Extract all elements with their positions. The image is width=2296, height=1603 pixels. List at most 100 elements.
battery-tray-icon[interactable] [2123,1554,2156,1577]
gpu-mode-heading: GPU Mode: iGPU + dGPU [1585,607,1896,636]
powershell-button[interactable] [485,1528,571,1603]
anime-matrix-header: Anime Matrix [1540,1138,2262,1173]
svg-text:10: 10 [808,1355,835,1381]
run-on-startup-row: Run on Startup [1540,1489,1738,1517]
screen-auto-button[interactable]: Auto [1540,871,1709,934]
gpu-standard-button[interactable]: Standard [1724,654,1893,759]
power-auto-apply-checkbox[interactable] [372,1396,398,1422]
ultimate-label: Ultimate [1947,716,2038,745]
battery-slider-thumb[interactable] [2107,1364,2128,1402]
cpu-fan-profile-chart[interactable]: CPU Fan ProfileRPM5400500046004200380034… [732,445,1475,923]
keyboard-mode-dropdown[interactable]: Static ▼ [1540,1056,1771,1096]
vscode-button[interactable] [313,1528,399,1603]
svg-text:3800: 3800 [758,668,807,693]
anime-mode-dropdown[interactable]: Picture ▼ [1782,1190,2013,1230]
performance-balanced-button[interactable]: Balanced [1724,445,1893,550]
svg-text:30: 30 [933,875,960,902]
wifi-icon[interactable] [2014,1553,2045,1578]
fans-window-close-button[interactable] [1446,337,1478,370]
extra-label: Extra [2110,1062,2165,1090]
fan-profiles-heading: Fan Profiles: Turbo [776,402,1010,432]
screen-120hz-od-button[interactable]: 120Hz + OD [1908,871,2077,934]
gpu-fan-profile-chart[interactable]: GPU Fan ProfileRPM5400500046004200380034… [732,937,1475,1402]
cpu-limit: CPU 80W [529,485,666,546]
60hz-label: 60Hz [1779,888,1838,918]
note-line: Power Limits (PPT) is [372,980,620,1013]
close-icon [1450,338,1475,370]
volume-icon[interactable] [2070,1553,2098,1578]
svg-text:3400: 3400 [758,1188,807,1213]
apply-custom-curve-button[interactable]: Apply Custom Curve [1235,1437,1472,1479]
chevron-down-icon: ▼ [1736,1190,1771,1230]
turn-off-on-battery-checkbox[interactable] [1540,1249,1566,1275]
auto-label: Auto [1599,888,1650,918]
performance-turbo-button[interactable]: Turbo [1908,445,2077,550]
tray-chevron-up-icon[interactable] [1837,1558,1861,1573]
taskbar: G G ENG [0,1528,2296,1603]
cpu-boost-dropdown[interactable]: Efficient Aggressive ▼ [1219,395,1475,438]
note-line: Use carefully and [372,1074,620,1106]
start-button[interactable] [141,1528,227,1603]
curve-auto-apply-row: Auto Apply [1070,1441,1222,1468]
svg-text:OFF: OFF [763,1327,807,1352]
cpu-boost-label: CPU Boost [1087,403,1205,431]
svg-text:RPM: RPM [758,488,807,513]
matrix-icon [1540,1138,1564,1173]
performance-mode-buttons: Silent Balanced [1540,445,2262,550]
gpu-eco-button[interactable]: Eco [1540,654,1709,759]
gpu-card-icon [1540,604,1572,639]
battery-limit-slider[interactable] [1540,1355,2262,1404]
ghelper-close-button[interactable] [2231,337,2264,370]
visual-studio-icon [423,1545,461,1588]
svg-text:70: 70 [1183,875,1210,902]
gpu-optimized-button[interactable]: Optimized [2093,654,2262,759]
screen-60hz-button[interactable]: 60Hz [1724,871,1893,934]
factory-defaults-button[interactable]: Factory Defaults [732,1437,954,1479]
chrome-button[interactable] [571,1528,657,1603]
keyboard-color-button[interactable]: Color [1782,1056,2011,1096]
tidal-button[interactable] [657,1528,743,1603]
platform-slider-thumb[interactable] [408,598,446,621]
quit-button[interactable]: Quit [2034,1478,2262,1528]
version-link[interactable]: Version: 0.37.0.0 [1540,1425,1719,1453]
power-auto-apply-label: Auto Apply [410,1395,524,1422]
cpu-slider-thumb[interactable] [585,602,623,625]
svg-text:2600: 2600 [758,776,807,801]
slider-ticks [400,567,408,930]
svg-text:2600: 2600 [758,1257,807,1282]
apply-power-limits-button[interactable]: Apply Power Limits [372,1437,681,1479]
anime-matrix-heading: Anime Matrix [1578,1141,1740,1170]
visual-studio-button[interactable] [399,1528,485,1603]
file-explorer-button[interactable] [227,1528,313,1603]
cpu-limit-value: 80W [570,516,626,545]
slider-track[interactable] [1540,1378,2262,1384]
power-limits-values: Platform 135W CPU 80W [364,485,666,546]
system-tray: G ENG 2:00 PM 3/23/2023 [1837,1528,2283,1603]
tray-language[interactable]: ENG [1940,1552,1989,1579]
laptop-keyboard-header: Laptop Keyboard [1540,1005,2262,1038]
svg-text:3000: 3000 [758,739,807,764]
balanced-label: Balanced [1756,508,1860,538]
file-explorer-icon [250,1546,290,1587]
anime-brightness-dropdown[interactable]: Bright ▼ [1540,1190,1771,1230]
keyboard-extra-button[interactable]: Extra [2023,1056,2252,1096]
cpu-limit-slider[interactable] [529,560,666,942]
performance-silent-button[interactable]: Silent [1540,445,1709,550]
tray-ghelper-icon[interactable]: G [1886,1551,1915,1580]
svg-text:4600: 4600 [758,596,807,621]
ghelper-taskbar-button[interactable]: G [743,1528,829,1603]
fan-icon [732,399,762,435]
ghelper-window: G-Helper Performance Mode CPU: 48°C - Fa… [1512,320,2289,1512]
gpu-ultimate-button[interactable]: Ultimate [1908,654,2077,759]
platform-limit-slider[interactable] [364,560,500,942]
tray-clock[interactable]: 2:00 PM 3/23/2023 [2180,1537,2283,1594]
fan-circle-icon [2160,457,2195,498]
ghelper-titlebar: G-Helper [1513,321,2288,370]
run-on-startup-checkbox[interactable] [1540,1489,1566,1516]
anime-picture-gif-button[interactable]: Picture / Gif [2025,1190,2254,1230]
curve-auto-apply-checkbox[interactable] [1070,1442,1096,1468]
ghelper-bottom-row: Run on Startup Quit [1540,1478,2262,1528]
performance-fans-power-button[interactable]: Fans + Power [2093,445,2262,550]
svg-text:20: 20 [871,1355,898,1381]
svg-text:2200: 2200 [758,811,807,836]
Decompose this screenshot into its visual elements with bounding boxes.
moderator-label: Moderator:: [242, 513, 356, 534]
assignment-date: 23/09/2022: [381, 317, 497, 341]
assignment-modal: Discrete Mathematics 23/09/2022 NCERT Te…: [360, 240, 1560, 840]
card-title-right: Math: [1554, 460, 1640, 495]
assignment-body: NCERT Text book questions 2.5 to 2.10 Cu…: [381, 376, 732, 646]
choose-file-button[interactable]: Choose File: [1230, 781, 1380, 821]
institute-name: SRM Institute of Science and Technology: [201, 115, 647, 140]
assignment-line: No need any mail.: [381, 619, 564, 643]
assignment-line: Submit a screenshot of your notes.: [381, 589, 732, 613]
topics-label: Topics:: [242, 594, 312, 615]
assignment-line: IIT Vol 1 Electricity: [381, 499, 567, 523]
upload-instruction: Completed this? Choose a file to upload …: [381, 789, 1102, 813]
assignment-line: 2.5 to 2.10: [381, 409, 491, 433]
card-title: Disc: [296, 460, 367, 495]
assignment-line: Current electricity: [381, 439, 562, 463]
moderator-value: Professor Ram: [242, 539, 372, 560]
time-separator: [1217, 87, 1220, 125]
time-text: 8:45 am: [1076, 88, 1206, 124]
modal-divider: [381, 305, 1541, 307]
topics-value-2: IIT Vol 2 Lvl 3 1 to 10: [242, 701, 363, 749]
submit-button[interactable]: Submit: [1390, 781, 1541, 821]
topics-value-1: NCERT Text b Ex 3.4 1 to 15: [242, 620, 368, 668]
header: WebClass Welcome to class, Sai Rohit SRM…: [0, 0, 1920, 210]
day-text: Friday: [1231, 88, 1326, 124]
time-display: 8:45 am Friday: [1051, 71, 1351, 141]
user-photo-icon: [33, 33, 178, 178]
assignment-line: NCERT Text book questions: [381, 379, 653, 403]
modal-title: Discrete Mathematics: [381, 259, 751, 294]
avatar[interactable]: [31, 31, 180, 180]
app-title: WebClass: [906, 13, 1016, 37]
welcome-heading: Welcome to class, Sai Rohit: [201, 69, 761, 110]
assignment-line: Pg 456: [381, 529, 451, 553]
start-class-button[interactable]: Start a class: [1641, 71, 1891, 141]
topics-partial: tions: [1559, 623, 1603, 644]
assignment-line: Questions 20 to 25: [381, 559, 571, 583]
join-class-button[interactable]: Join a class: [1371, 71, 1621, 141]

────────────────────────────────────────

» What needs to be done
Write out the material above line for line, beginning at the first line and stopping after the line that contains "ultimate-label: Ultimate [1947,716,2038,745]".

» Task output
Extract all elements with their positions. The image is width=2296, height=1603 pixels. List at most 100 elements.
battery-tray-icon[interactable] [2123,1554,2156,1577]
gpu-mode-heading: GPU Mode: iGPU + dGPU [1585,607,1896,636]
powershell-button[interactable] [485,1528,571,1603]
anime-matrix-header: Anime Matrix [1540,1138,2262,1173]
svg-text:10: 10 [808,1355,835,1381]
run-on-startup-row: Run on Startup [1540,1489,1738,1517]
screen-auto-button[interactable]: Auto [1540,871,1709,934]
gpu-standard-button[interactable]: Standard [1724,654,1893,759]
power-auto-apply-checkbox[interactable] [372,1396,398,1422]
ultimate-label: Ultimate [1947,716,2038,745]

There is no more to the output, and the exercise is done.